===== Input
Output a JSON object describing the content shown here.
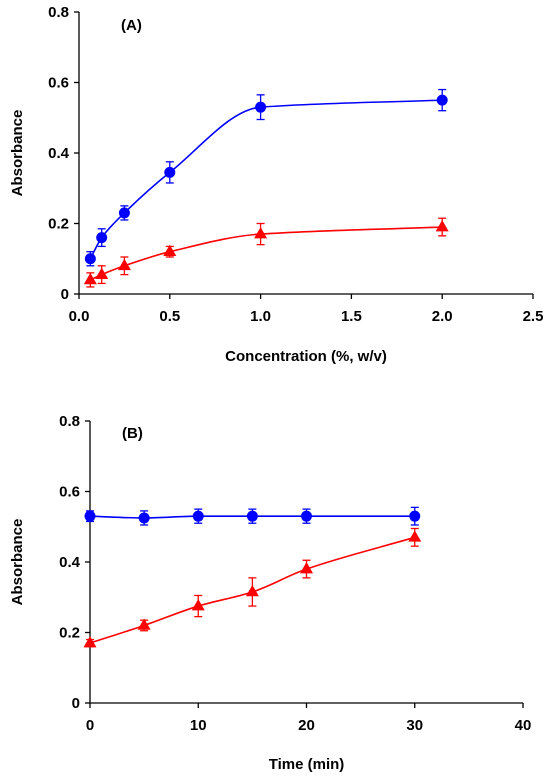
{
  "chart_data": [
    {
      "type": "line",
      "panel_label": "(A)",
      "xlabel": "Concentration (%, w/v)",
      "ylabel": "Absorbance",
      "xlim": [
        0,
        2.5
      ],
      "ylim": [
        0,
        0.8
      ],
      "xticks": [
        "0.0",
        "0.5",
        "1.0",
        "1.5",
        "2.0",
        "2.5"
      ],
      "yticks": [
        "0",
        "0.2",
        "0.4",
        "0.6",
        "0.8"
      ],
      "grid": false,
      "legend": "none",
      "series": [
        {
          "marker": "circle",
          "color": "#0000ff",
          "x": [
            0.0625,
            0.125,
            0.25,
            0.5,
            1.0,
            2.0
          ],
          "y": [
            0.1,
            0.16,
            0.23,
            0.345,
            0.53,
            0.55
          ],
          "error": [
            0.02,
            0.025,
            0.02,
            0.03,
            0.035,
            0.03
          ]
        },
        {
          "marker": "triangle",
          "color": "#ff0000",
          "x": [
            0.0625,
            0.125,
            0.25,
            0.5,
            1.0,
            2.0
          ],
          "y": [
            0.04,
            0.055,
            0.08,
            0.12,
            0.17,
            0.19
          ],
          "error": [
            0.02,
            0.025,
            0.025,
            0.015,
            0.03,
            0.025
          ]
        }
      ]
    },
    {
      "type": "line",
      "panel_label": "(B)",
      "xlabel": "Time (min)",
      "ylabel": "Absorbance",
      "xlim": [
        0,
        40
      ],
      "ylim": [
        0,
        0.8
      ],
      "xticks": [
        "0",
        "10",
        "20",
        "30",
        "40"
      ],
      "yticks": [
        "0",
        "0.2",
        "0.4",
        "0.6",
        "0.8"
      ],
      "grid": false,
      "legend": "none",
      "series": [
        {
          "marker": "circle",
          "color": "#0000ff",
          "x": [
            0,
            5,
            10,
            15,
            20,
            30
          ],
          "y": [
            0.53,
            0.525,
            0.53,
            0.53,
            0.53,
            0.53
          ],
          "error": [
            0.015,
            0.02,
            0.02,
            0.02,
            0.02,
            0.025
          ]
        },
        {
          "marker": "triangle",
          "color": "#ff0000",
          "x": [
            0,
            5,
            10,
            15,
            20,
            30
          ],
          "y": [
            0.17,
            0.22,
            0.275,
            0.315,
            0.38,
            0.47
          ],
          "error": [
            0.01,
            0.015,
            0.03,
            0.04,
            0.025,
            0.025
          ]
        }
      ]
    }
  ]
}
==========
Stated problem:
Return all of the entries word for word, but omit the pictures.

Answer in full:
Output a JSON object describing the content shown here.
{
  "chart_data": [
    {
      "type": "line",
      "panel_label": "(A)",
      "xlabel": "Concentration (%, w/v)",
      "ylabel": "Absorbance",
      "xlim": [
        0,
        2.5
      ],
      "ylim": [
        0,
        0.8
      ],
      "xticks": [
        "0.0",
        "0.5",
        "1.0",
        "1.5",
        "2.0",
        "2.5"
      ],
      "yticks": [
        "0",
        "0.2",
        "0.4",
        "0.6",
        "0.8"
      ],
      "grid": false,
      "legend": "none",
      "series": [
        {
          "marker": "circle",
          "color": "#0000ff",
          "x": [
            0.0625,
            0.125,
            0.25,
            0.5,
            1.0,
            2.0
          ],
          "y": [
            0.1,
            0.16,
            0.23,
            0.345,
            0.53,
            0.55
          ],
          "error": [
            0.02,
            0.025,
            0.02,
            0.03,
            0.035,
            0.03
          ]
        },
        {
          "marker": "triangle",
          "color": "#ff0000",
          "x": [
            0.0625,
            0.125,
            0.25,
            0.5,
            1.0,
            2.0
          ],
          "y": [
            0.04,
            0.055,
            0.08,
            0.12,
            0.17,
            0.19
          ],
          "error": [
            0.02,
            0.025,
            0.025,
            0.015,
            0.03,
            0.025
          ]
        }
      ]
    },
    {
      "type": "line",
      "panel_label": "(B)",
      "xlabel": "Time (min)",
      "ylabel": "Absorbance",
      "xlim": [
        0,
        40
      ],
      "ylim": [
        0,
        0.8
      ],
      "xticks": [
        "0",
        "10",
        "20",
        "30",
        "40"
      ],
      "yticks": [
        "0",
        "0.2",
        "0.4",
        "0.6",
        "0.8"
      ],
      "grid": false,
      "legend": "none",
      "series": [
        {
          "marker": "circle",
          "color": "#0000ff",
          "x": [
            0,
            5,
            10,
            15,
            20,
            30
          ],
          "y": [
            0.53,
            0.525,
            0.53,
            0.53,
            0.53,
            0.53
          ],
          "error": [
            0.015,
            0.02,
            0.02,
            0.02,
            0.02,
            0.025
          ]
        },
        {
          "marker": "triangle",
          "color": "#ff0000",
          "x": [
            0,
            5,
            10,
            15,
            20,
            30
          ],
          "y": [
            0.17,
            0.22,
            0.275,
            0.315,
            0.38,
            0.47
          ],
          "error": [
            0.01,
            0.015,
            0.03,
            0.04,
            0.025,
            0.025
          ]
        }
      ]
    }
  ]
}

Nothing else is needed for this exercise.